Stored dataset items
•••••

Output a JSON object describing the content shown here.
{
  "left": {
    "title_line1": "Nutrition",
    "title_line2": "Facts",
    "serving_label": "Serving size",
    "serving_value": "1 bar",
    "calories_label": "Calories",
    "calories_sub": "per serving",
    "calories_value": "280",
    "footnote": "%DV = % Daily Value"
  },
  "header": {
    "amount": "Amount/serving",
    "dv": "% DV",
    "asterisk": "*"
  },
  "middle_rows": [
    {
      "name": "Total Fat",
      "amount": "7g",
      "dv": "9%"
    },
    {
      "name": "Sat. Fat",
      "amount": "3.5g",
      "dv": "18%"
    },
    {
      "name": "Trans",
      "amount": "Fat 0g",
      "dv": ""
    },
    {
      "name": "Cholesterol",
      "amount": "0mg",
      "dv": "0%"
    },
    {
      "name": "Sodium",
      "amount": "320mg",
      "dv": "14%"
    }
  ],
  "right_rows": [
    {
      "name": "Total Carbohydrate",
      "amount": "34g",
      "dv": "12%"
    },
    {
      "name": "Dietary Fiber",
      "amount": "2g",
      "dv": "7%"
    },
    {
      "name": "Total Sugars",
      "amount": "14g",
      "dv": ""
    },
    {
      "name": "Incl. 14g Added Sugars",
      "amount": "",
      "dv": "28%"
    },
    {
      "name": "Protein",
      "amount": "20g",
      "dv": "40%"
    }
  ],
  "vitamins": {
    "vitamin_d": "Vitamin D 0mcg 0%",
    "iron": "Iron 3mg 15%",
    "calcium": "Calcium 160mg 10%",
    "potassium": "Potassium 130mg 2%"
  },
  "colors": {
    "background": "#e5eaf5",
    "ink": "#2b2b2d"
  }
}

•••••

With every line kept whole, write out the records again exactly.

Output a JSON object describing the content shown here.
{
  "left": {
    "title_line1": "Nutrition",
    "title_line2": "Facts",
    "serving_label": "Serving size",
    "serving_value": "1 bar",
    "calories_label": "Calories",
    "calories_sub": "per serving",
    "calories_value": "280",
    "footnote": "%DV = % Daily Value"
  },
  "header": {
    "amount": "Amount/serving",
    "dv": "% DV",
    "asterisk": "*"
  },
  "middle_rows": [
    {
      "name": "Total Fat",
      "amount": "7g",
      "dv": "9%"
    },
    {
      "name": "Sat. Fat",
      "amount": "3.5g",
      "dv": "18%"
    },
    {
      "name": "Trans",
      "amount": "Fat 0g",
      "dv": ""
    },
    {
      "name": "Cholesterol",
      "amount": "0mg",
      "dv": "0%"
    },
    {
      "name": "Sodium",
      "amount": "320mg",
      "dv": "14%"
    }
  ],
  "right_rows": [
    {
      "name": "Total Carbohydrate",
      "amount": "34g",
      "dv": "12%"
    },
    {
      "name": "Dietary Fiber",
      "amount": "2g",
      "dv": "7%"
    },
    {
      "name": "Total Sugars",
      "amount": "14g",
      "dv": ""
    },
    {
      "name": "Incl. 14g Added Sugars",
      "amount": "",
      "dv": "28%"
    },
    {
      "name": "Protein",
      "amount": "20g",
      "dv": "40%"
    }
  ],
  "vitamins": {
    "vitamin_d": "Vitamin D 0mcg 0%",
    "iron": "Iron 3mg 15%",
    "calcium": "Calcium 160mg 10%",
    "potassium": "Potassium 130mg 2%"
  },
  "colors": {
    "background": "#e5eaf5",
    "ink": "#2b2b2d"
  }
}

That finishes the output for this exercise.